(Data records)
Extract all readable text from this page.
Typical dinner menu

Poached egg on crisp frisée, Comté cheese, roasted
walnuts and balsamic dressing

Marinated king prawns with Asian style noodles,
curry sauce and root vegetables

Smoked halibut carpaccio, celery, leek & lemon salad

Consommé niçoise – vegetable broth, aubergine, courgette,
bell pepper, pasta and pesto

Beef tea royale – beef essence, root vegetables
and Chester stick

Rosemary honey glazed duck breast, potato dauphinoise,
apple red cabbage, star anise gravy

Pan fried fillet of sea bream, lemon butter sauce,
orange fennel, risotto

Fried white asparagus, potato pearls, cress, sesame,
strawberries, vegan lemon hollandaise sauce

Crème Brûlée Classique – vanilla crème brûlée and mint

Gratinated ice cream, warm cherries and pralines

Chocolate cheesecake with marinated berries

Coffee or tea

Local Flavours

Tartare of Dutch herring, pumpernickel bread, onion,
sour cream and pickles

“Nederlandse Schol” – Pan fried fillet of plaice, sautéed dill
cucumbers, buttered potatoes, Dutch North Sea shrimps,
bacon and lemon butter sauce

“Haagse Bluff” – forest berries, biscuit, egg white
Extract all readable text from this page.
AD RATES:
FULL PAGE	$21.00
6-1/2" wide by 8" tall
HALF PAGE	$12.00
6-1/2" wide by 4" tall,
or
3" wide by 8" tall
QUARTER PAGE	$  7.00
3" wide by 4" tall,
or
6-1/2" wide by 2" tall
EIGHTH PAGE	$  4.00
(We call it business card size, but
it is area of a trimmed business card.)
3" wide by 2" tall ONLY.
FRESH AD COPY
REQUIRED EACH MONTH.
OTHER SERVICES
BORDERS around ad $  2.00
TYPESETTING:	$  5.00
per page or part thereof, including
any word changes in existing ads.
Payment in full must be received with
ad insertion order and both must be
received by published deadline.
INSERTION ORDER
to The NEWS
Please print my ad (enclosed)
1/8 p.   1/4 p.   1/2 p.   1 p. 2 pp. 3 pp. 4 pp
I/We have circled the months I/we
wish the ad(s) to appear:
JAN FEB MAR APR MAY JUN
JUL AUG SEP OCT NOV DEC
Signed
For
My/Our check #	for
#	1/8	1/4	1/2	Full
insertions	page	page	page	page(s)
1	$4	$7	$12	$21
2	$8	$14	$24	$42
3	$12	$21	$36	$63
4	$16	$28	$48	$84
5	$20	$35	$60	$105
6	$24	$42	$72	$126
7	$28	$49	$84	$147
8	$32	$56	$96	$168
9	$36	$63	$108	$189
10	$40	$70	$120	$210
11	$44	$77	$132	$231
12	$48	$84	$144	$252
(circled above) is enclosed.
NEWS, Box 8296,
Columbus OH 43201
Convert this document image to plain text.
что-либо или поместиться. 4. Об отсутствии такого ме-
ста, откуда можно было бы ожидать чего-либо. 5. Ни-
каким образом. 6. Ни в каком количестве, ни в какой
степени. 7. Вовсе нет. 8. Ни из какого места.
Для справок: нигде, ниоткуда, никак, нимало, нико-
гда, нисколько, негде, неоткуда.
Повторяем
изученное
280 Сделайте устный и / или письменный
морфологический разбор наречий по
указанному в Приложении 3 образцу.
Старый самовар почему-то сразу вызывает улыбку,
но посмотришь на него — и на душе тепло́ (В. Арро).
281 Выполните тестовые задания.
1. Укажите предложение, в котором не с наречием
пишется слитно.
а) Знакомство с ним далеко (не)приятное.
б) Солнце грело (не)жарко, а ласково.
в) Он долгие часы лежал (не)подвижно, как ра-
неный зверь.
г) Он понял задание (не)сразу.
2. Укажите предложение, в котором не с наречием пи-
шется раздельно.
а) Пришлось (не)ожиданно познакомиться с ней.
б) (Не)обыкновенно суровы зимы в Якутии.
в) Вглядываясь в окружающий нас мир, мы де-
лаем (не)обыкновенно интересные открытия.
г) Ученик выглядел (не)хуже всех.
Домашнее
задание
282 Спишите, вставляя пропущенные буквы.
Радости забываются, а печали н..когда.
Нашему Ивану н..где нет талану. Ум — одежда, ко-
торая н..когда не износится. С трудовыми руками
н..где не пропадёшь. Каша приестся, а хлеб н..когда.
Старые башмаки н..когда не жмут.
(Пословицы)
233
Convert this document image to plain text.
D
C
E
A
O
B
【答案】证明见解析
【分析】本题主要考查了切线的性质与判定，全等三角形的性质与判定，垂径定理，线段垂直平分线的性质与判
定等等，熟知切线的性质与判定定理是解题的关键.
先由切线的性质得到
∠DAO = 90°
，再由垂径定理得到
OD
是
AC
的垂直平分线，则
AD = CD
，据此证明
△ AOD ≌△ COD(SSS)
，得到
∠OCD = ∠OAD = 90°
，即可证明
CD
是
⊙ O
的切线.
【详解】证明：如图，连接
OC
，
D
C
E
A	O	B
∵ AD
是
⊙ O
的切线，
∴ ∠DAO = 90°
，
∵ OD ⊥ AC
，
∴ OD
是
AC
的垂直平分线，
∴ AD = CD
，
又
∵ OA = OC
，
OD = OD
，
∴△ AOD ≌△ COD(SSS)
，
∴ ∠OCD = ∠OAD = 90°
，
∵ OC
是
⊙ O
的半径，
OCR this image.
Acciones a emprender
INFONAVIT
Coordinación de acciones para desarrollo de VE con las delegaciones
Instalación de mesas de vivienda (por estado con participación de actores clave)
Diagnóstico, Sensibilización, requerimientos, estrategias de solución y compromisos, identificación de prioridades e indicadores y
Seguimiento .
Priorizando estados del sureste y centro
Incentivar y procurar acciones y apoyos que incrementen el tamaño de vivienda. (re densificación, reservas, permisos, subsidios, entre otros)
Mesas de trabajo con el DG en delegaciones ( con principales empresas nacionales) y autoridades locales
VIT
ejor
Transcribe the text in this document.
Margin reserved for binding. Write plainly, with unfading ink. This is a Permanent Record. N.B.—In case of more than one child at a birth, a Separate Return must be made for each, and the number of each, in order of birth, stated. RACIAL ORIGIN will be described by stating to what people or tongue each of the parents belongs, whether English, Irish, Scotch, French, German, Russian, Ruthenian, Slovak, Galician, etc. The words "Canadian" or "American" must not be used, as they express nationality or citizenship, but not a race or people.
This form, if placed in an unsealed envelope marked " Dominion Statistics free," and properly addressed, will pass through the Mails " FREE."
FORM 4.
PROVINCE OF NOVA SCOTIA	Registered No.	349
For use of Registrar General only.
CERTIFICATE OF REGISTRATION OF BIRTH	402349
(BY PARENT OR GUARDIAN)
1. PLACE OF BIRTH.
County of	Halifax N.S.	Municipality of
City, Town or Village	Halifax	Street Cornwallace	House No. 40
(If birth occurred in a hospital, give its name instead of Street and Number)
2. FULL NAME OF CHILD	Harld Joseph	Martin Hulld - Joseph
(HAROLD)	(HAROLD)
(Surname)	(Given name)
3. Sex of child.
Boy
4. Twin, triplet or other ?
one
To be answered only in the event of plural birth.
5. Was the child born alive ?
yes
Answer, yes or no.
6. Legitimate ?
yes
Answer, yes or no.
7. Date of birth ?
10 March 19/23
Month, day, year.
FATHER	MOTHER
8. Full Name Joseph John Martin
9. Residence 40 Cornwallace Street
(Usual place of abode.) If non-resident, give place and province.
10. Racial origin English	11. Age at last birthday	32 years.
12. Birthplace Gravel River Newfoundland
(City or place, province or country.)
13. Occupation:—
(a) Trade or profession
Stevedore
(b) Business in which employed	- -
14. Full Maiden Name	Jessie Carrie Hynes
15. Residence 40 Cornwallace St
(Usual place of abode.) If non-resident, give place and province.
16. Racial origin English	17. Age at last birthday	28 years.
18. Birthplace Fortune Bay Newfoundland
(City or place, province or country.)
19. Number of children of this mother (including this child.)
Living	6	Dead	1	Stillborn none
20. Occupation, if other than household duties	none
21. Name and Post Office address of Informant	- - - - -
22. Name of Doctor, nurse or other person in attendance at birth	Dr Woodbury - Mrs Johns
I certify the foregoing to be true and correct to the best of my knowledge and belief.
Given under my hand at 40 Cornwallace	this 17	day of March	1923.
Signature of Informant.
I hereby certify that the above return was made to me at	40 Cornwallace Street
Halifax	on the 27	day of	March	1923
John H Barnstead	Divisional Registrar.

Task goal:
Extract, from the listing above, every line where the string "Informant" occurs.

Answer:
21. Name and Post Office address of Informant	- - - - -
Signature of Informant.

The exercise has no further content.